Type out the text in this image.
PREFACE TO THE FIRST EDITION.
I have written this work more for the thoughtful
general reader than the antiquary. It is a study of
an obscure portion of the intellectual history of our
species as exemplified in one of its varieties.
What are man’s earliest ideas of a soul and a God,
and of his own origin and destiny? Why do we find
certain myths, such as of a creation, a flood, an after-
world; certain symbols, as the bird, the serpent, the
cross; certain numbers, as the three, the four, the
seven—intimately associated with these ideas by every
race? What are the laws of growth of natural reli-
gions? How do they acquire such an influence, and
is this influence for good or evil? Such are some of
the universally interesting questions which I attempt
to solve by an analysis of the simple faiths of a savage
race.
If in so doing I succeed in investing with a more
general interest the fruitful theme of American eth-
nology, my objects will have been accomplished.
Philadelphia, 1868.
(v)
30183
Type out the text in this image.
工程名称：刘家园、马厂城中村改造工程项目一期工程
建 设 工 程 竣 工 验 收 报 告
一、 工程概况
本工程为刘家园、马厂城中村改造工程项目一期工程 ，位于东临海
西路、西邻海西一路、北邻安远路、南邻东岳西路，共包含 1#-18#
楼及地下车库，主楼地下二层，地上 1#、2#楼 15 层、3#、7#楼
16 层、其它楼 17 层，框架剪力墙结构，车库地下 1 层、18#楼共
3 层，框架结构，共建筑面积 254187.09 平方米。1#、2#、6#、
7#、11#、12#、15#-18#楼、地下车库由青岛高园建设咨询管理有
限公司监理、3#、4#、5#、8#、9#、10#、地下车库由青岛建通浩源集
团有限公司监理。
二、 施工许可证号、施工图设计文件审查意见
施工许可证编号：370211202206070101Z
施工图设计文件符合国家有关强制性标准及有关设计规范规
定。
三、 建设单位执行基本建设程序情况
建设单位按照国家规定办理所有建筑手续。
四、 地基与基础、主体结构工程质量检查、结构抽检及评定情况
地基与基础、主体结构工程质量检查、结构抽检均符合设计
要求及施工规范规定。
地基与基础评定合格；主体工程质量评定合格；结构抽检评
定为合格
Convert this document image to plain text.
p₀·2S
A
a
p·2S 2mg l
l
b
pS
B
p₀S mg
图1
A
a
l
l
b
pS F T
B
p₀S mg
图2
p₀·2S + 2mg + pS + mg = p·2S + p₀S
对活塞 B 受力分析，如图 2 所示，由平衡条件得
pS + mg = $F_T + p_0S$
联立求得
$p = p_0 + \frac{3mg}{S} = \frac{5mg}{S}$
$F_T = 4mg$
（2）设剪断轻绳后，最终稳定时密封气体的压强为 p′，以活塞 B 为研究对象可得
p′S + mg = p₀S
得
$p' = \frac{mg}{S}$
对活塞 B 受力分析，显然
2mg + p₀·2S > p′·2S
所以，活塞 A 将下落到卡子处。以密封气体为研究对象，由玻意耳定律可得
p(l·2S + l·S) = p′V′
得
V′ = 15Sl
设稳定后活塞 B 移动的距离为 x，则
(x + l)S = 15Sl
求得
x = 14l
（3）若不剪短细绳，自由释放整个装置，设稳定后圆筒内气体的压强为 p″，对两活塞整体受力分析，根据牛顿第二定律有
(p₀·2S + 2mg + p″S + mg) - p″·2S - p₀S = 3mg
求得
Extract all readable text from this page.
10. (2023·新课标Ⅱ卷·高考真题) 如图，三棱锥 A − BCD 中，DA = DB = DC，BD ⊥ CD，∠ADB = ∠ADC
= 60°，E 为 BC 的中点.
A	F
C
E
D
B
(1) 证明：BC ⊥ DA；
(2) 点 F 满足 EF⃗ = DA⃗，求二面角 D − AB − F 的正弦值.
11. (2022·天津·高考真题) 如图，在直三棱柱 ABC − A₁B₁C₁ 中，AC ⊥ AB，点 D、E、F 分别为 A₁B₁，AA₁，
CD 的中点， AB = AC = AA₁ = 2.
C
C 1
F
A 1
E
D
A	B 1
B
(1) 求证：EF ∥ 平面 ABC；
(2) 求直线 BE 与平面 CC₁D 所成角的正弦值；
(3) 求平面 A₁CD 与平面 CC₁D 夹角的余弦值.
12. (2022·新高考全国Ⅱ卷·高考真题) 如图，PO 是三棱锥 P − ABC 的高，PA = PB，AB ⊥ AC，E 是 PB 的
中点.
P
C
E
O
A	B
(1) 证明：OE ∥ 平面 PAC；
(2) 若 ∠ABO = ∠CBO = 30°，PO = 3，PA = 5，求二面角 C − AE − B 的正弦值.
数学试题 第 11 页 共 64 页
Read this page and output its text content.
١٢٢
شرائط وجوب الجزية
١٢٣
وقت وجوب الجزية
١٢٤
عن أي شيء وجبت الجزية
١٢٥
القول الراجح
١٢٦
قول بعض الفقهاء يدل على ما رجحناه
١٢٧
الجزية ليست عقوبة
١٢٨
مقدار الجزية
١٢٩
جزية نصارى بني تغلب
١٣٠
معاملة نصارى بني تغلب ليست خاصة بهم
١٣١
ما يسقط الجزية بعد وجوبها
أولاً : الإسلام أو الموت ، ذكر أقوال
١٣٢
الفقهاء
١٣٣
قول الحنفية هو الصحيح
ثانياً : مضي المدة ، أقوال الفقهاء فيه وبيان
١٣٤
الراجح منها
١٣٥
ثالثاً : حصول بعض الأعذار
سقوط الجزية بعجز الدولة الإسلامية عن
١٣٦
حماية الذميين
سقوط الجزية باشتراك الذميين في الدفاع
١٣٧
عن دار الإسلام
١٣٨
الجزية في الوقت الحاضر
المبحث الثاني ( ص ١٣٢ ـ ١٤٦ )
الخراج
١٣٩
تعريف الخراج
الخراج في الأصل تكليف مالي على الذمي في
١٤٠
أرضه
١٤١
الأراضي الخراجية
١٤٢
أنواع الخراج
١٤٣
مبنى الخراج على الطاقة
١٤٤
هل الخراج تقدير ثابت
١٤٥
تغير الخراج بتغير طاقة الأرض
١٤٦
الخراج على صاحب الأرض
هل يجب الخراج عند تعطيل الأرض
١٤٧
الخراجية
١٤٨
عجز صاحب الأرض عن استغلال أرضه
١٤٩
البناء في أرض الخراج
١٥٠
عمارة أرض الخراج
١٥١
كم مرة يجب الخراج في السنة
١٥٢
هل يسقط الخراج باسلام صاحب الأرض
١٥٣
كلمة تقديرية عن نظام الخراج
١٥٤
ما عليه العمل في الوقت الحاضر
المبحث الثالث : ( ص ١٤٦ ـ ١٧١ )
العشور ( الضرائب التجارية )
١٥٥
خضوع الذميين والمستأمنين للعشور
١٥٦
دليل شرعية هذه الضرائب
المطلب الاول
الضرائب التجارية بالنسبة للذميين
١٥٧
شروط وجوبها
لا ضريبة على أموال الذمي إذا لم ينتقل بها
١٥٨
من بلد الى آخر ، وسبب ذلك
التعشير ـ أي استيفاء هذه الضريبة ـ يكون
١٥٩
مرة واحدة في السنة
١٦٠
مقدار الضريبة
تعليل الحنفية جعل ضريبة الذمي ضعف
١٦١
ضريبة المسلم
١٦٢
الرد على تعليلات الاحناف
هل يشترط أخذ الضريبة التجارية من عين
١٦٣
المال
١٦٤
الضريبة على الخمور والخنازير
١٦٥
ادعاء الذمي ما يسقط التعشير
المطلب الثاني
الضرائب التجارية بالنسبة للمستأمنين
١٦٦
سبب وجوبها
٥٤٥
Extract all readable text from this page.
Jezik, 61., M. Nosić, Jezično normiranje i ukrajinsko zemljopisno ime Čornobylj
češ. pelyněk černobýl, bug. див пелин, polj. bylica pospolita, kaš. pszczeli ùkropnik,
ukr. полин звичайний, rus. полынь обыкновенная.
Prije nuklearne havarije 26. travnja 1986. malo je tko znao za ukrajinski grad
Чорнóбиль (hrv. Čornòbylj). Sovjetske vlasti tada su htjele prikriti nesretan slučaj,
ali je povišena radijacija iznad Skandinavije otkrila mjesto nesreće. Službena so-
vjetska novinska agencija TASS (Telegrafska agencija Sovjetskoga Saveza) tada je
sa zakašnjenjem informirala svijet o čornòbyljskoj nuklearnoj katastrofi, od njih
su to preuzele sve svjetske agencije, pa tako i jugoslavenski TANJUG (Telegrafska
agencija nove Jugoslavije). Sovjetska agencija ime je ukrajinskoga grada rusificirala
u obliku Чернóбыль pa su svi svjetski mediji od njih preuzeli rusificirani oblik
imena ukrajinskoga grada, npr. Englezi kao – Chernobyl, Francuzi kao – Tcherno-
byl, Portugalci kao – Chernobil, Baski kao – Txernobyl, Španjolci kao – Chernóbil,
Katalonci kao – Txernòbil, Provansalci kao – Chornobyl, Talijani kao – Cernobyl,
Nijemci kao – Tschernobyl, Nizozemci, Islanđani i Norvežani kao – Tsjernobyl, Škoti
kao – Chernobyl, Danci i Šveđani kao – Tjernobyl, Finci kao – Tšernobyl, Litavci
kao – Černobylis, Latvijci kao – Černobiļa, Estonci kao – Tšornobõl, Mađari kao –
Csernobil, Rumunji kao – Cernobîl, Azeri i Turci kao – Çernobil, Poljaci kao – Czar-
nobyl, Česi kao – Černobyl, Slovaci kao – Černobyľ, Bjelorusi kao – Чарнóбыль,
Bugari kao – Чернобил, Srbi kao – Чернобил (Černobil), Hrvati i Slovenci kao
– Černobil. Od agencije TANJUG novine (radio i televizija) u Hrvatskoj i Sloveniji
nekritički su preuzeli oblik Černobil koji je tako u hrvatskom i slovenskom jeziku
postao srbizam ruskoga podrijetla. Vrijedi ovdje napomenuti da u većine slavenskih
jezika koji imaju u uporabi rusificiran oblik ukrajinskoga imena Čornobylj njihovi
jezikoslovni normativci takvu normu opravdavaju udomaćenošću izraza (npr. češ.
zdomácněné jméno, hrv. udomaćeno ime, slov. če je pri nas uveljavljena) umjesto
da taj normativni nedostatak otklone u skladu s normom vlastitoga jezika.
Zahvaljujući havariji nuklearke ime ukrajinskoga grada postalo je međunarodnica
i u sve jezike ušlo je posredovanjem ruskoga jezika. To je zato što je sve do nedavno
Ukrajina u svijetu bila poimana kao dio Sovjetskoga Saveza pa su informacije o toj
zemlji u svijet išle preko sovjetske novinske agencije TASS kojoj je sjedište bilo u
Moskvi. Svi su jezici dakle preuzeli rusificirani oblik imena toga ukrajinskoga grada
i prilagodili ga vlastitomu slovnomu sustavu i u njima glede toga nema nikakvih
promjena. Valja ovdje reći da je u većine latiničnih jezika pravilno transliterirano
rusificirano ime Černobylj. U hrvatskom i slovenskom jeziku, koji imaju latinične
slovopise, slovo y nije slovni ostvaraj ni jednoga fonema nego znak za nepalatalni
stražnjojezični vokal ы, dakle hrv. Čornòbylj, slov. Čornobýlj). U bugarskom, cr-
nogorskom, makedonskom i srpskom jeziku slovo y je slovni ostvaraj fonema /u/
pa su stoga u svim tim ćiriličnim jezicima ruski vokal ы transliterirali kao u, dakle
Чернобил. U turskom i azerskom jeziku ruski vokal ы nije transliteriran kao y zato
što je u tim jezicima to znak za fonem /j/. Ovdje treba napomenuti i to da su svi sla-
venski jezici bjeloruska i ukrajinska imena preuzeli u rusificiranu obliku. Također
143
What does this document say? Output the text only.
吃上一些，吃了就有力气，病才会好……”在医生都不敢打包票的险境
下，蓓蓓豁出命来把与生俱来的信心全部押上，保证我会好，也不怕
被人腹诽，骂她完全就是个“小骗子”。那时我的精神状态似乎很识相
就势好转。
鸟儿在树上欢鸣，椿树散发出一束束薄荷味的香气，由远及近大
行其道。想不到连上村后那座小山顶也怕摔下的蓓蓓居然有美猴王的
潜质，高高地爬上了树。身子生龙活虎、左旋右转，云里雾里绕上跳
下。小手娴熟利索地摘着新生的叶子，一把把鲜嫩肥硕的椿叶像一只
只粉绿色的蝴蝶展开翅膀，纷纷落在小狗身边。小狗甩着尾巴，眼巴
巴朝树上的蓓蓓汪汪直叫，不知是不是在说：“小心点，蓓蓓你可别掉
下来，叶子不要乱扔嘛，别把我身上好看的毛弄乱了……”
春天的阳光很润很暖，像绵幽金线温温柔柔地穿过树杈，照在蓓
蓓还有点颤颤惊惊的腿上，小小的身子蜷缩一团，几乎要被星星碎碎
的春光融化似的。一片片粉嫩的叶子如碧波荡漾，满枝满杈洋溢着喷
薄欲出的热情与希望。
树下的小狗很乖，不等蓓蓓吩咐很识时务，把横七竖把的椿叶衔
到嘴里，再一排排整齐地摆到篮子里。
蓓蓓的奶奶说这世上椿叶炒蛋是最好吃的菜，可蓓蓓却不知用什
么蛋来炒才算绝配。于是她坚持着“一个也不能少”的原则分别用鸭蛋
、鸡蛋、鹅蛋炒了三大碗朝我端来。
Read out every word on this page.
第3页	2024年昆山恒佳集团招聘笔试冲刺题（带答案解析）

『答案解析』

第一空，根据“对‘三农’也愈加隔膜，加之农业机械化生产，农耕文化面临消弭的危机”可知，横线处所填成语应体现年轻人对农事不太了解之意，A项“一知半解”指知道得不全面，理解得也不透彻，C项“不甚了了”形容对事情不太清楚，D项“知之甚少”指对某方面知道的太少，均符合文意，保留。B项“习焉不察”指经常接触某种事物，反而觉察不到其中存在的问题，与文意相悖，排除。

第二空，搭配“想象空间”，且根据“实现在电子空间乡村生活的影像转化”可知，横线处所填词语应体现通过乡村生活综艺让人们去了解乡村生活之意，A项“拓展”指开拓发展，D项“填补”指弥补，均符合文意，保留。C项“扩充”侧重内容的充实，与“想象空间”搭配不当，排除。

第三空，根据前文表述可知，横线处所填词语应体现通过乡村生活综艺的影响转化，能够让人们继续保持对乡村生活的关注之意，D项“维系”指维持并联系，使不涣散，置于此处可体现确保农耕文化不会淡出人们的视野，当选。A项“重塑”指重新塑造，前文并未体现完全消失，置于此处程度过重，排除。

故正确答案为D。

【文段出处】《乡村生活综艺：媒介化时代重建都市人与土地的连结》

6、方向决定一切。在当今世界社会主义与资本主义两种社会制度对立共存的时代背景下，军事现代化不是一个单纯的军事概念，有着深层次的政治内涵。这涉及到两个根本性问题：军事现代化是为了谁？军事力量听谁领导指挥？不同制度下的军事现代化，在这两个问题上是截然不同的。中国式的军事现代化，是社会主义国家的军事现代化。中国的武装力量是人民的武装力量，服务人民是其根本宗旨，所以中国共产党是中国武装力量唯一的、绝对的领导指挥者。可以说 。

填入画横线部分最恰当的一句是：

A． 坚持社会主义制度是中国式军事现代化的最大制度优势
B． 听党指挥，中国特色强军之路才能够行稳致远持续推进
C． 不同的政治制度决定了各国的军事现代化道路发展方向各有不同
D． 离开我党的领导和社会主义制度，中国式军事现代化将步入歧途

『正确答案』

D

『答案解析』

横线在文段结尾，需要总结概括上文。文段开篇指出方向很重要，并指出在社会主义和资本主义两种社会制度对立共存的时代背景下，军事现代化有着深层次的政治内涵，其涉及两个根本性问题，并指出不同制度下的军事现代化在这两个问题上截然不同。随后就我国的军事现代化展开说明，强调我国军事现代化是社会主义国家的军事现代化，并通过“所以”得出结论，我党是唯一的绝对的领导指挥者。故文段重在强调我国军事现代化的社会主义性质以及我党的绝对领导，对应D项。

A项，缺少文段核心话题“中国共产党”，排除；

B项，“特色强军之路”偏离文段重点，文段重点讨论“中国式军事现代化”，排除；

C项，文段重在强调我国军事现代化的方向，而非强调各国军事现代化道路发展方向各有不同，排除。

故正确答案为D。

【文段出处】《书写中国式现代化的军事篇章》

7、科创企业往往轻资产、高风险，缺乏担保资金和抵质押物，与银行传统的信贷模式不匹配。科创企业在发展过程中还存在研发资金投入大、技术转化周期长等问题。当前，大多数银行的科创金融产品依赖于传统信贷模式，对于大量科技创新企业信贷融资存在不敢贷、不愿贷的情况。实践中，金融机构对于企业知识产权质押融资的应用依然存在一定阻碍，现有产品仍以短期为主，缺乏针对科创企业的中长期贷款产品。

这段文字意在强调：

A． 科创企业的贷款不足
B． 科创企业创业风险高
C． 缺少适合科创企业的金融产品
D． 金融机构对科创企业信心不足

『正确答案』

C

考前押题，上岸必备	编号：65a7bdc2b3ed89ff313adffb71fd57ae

============================================================

## GIVEN INSTRUCTION
Quote, without alteration, the final stretch of the entries: the line with "Read out every word on this page." onward to the last line.

## REPLY
Read out every word on this page.
第3页	2024年昆山恒佳集团招聘笔试冲刺题（带答案解析）

『答案解析』

第一空，根据“对‘三农’也愈加隔膜，加之农业机械化生产，农耕文化面临消弭的危机”可知，横线处所填成语应体现年轻人对农事不太了解之意，A项“一知半解”指知道得不全面，理解得也不透彻，C项“不甚了了”形容对事情不太清楚，D项“知之甚少”指对某方面知道的太少，均符合文意，保留。B项“习焉不察”指经常接触某种事物，反而觉察不到其中存在的问题，与文意相悖，排除。

第二空，搭配“想象空间”，且根据“实现在电子空间乡村生活的影像转化”可知，横线处所填词语应体现通过乡村生活综艺让人们去了解乡村生活之意，A项“拓展”指开拓发展，D项“填补”指弥补，均符合文意，保留。C项“扩充”侧重内容的充实，与“想象空间”搭配不当，排除。

第三空，根据前文表述可知，横线处所填词语应体现通过乡村生活综艺的影响转化，能够让人们继续保持对乡村生活的关注之意，D项“维系”指维持并联系，使不涣散，置于此处可体现确保农耕文化不会淡出人们的视野，当选。A项“重塑”指重新塑造，前文并未体现完全消失，置于此处程度过重，排除。

故正确答案为D。

【文段出处】《乡村生活综艺：媒介化时代重建都市人与土地的连结》

6、方向决定一切。在当今世界社会主义与资本主义两种社会制度对立共存的时代背景下，军事现代化不是一个单纯的军事概念，有着深层次的政治内涵。这涉及到两个根本性问题：军事现代化是为了谁？军事力量听谁领导指挥？不同制度下的军事现代化，在这两个问题上是截然不同的。中国式的军事现代化，是社会主义国家的军事现代化。中国的武装力量是人民的武装力量，服务人民是其根本宗旨，所以中国共产党是中国武装力量唯一的、绝对的领导指挥者。可以说 。

填入画横线部分最恰当的一句是：

A． 坚持社会主义制度是中国式军事现代化的最大制度优势
B． 听党指挥，中国特色强军之路才能够行稳致远持续推进
C． 不同的政治制度决定了各国的军事现代化道路发展方向各有不同
D． 离开我党的领导和社会主义制度，中国式军事现代化将步入歧途

『正确答案』

D

『答案解析』

横线在文段结尾，需要总结概括上文。文段开篇指出方向很重要，并指出在社会主义和资本主义两种社会制度对立共存的时代背景下，军事现代化有着深层次的政治内涵，其涉及两个根本性问题，并指出不同制度下的军事现代化在这两个问题上截然不同。随后就我国的军事现代化展开说明，强调我国军事现代化是社会主义国家的军事现代化，并通过“所以”得出结论，我党是唯一的绝对的领导指挥者。故文段重在强调我国军事现代化的社会主义性质以及我党的绝对领导，对应D项。

A项，缺少文段核心话题“中国共产党”，排除；

B项，“特色强军之路”偏离文段重点，文段重点讨论“中国式军事现代化”，排除；

C项，文段重在强调我国军事现代化的方向，而非强调各国军事现代化道路发展方向各有不同，排除。

故正确答案为D。

【文段出处】《书写中国式现代化的军事篇章》

7、科创企业往往轻资产、高风险，缺乏担保资金和抵质押物，与银行传统的信贷模式不匹配。科创企业在发展过程中还存在研发资金投入大、技术转化周期长等问题。当前，大多数银行的科创金融产品依赖于传统信贷模式，对于大量科技创新企业信贷融资存在不敢贷、不愿贷的情况。实践中，金融机构对于企业知识产权质押融资的应用依然存在一定阻碍，现有产品仍以短期为主，缺乏针对科创企业的中长期贷款产品。

这段文字意在强调：

A． 科创企业的贷款不足
B． 科创企业创业风险高
C． 缺少适合科创企业的金融产品
D． 金融机构对科创企业信心不足

『正确答案』

C

考前押题，上岸必备	编号：65a7bdc2b3ed89ff313adffb71fd57ae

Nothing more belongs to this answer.